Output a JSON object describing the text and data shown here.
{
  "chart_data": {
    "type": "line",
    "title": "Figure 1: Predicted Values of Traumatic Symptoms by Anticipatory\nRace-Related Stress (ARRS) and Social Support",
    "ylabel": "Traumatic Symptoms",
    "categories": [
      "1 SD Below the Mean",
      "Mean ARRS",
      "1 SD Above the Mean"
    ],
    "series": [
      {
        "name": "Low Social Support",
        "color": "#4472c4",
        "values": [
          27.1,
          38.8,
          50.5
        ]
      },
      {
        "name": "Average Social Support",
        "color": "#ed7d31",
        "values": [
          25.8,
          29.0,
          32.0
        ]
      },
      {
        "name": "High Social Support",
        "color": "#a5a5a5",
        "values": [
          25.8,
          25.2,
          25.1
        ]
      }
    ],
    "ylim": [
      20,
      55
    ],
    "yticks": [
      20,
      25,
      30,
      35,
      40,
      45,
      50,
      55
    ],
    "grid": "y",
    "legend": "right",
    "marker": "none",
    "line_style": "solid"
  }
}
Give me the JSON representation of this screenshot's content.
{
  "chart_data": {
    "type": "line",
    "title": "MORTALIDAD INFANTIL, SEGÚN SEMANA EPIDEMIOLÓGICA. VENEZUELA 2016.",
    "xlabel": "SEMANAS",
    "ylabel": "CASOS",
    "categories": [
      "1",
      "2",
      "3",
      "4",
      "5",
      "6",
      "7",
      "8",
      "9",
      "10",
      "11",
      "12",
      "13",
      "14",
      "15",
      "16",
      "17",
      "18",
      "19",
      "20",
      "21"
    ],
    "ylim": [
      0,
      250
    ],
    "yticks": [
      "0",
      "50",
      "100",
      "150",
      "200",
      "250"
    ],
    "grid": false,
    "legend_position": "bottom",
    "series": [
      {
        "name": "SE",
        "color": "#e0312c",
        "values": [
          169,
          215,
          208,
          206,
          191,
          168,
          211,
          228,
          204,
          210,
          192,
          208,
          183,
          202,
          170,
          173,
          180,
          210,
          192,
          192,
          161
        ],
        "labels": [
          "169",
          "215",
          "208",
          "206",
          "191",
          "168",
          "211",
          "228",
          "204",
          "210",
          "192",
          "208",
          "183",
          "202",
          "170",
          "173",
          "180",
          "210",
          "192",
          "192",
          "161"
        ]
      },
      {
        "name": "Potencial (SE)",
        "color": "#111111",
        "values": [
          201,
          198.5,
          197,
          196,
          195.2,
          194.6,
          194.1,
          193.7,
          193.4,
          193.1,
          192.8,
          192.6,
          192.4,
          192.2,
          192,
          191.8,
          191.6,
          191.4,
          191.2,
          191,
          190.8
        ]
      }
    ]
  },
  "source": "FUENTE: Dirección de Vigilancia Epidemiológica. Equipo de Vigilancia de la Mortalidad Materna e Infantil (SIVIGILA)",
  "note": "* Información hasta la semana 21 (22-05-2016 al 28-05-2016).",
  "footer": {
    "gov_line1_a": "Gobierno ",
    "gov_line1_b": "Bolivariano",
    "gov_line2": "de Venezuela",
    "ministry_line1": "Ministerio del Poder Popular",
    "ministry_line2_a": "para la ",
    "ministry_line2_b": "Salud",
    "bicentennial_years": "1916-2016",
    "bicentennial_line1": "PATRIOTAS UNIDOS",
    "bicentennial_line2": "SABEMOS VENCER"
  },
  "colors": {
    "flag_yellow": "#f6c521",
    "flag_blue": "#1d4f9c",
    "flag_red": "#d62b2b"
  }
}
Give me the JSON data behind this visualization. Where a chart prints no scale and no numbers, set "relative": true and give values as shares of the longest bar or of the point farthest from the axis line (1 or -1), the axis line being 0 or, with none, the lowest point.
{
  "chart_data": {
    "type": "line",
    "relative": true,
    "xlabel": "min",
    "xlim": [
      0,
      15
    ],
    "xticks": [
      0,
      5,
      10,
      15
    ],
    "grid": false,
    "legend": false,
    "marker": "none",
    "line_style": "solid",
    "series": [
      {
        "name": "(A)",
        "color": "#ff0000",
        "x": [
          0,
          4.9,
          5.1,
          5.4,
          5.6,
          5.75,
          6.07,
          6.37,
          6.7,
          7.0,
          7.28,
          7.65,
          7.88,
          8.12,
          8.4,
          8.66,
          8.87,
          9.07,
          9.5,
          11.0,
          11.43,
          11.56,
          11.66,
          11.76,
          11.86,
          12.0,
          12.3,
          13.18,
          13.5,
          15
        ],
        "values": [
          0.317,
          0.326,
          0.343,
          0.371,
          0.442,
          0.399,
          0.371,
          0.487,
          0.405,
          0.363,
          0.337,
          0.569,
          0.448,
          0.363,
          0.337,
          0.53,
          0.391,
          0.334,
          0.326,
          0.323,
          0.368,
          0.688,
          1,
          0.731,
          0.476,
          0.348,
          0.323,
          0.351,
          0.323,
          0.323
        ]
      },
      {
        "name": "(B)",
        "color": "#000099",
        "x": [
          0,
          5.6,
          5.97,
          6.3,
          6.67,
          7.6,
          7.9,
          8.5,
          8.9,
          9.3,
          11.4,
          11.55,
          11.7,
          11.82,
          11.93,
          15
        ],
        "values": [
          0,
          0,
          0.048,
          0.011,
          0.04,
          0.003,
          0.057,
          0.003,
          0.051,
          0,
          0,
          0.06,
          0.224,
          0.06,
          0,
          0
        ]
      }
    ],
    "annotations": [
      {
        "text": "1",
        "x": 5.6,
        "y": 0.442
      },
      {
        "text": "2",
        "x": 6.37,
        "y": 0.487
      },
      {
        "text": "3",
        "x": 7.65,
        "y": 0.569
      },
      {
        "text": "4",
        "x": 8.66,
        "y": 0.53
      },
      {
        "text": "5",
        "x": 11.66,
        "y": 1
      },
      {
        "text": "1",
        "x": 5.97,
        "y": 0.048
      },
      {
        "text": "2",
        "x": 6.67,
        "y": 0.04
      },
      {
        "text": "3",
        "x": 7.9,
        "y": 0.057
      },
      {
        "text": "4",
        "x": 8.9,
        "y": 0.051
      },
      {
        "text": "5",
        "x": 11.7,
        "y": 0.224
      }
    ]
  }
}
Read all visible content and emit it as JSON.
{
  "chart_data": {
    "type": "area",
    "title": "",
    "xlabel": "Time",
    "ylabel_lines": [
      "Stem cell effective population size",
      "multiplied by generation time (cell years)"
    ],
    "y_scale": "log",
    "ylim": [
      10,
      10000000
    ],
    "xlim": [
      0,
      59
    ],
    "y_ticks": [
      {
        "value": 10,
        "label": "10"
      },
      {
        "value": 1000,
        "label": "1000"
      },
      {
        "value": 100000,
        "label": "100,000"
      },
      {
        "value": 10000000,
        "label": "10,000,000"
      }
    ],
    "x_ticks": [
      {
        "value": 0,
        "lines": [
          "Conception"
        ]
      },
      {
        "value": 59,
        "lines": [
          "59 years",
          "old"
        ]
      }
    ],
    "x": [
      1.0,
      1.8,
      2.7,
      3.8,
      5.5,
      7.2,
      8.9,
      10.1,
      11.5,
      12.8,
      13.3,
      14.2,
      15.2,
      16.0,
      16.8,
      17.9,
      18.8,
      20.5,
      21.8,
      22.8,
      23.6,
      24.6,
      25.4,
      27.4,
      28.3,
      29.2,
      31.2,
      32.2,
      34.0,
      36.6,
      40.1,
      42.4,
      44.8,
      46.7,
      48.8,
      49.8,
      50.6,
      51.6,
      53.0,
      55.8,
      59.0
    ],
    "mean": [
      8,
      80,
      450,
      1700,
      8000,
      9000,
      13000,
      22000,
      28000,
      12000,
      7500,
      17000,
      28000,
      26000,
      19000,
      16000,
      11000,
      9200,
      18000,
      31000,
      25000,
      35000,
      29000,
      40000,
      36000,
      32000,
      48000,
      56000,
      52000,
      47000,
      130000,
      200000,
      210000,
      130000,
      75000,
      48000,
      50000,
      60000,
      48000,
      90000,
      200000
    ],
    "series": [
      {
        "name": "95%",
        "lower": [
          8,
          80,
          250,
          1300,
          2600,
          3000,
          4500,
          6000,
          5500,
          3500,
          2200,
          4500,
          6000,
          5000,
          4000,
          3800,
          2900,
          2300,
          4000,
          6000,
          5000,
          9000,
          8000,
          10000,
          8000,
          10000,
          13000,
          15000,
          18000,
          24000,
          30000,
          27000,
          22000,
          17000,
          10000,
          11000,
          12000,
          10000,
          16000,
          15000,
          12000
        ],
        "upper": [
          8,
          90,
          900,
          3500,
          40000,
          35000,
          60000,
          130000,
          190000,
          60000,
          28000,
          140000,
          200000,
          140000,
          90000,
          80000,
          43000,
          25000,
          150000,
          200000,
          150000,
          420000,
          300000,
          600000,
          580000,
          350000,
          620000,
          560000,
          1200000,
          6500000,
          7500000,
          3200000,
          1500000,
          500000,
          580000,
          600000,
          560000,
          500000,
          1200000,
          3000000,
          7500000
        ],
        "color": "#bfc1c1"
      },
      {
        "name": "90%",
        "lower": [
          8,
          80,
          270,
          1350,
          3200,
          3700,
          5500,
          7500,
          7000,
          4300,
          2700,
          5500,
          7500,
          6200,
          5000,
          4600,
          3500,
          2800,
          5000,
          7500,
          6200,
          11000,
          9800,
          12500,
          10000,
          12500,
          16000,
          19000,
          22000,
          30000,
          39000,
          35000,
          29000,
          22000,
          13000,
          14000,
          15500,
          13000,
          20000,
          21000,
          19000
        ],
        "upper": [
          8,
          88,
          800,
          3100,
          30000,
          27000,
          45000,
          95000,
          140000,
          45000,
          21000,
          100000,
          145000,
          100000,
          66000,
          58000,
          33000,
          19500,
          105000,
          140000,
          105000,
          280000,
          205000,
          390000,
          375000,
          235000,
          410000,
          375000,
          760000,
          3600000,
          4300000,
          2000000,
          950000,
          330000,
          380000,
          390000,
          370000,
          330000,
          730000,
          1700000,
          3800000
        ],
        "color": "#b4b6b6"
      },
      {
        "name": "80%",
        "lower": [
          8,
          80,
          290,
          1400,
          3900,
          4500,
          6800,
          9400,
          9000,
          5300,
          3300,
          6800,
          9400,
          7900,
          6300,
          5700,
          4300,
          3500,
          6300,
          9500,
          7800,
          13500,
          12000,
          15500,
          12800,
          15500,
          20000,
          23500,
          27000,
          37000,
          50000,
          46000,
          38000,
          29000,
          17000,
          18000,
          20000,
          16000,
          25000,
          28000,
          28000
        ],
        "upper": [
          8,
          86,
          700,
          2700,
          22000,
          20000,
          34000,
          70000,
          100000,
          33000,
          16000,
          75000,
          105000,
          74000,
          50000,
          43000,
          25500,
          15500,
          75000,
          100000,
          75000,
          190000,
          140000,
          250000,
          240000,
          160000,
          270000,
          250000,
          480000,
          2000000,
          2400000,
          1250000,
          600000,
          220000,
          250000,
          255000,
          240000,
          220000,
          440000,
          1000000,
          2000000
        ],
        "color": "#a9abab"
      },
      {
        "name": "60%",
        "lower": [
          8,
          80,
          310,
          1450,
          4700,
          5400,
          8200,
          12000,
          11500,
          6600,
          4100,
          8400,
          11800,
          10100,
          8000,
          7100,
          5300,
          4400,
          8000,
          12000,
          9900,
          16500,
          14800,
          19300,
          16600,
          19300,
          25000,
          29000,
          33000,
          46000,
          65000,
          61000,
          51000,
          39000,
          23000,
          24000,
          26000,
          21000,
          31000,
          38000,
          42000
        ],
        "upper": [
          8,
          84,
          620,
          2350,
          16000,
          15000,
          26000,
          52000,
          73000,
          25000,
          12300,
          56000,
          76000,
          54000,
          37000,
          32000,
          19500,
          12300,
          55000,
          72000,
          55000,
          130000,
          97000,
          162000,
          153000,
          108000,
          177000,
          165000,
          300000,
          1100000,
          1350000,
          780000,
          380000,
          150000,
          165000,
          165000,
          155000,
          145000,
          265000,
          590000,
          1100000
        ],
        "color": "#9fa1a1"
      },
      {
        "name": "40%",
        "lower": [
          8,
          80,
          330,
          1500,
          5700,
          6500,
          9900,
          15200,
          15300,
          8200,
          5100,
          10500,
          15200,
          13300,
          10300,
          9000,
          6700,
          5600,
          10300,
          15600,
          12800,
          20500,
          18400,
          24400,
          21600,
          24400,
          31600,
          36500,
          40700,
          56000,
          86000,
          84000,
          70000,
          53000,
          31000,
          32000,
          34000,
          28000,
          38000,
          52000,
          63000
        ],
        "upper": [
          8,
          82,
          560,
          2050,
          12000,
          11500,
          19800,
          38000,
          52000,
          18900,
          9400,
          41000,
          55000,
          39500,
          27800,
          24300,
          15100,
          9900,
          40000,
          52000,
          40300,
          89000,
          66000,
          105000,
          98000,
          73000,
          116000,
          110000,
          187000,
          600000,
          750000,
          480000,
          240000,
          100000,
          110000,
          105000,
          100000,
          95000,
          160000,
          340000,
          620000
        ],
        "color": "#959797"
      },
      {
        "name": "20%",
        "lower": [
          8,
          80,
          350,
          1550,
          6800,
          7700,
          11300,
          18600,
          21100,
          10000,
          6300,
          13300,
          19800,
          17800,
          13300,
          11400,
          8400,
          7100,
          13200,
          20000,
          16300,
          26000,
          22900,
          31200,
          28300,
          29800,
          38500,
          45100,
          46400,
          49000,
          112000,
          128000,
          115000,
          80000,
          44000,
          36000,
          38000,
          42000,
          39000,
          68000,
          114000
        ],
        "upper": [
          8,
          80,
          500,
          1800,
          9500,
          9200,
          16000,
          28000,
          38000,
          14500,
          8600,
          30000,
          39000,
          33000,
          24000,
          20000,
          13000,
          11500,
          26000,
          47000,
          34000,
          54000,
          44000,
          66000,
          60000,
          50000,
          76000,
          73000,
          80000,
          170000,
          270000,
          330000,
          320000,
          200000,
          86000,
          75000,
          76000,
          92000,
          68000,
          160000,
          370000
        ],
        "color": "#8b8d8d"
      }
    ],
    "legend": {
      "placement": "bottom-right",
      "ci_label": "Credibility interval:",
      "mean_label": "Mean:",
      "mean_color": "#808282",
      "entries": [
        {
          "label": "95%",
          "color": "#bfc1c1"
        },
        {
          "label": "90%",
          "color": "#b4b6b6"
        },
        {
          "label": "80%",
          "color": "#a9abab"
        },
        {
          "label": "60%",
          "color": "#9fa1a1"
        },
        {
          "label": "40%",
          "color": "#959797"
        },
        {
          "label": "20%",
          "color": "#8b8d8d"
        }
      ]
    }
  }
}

— WHAT THE TASK ASKS —
Check each line above for the word "cell" and copy the ones that have it.

— FINAL RESULT —
      "Stem cell effective population size",
      "multiplied by generation time (cell years)"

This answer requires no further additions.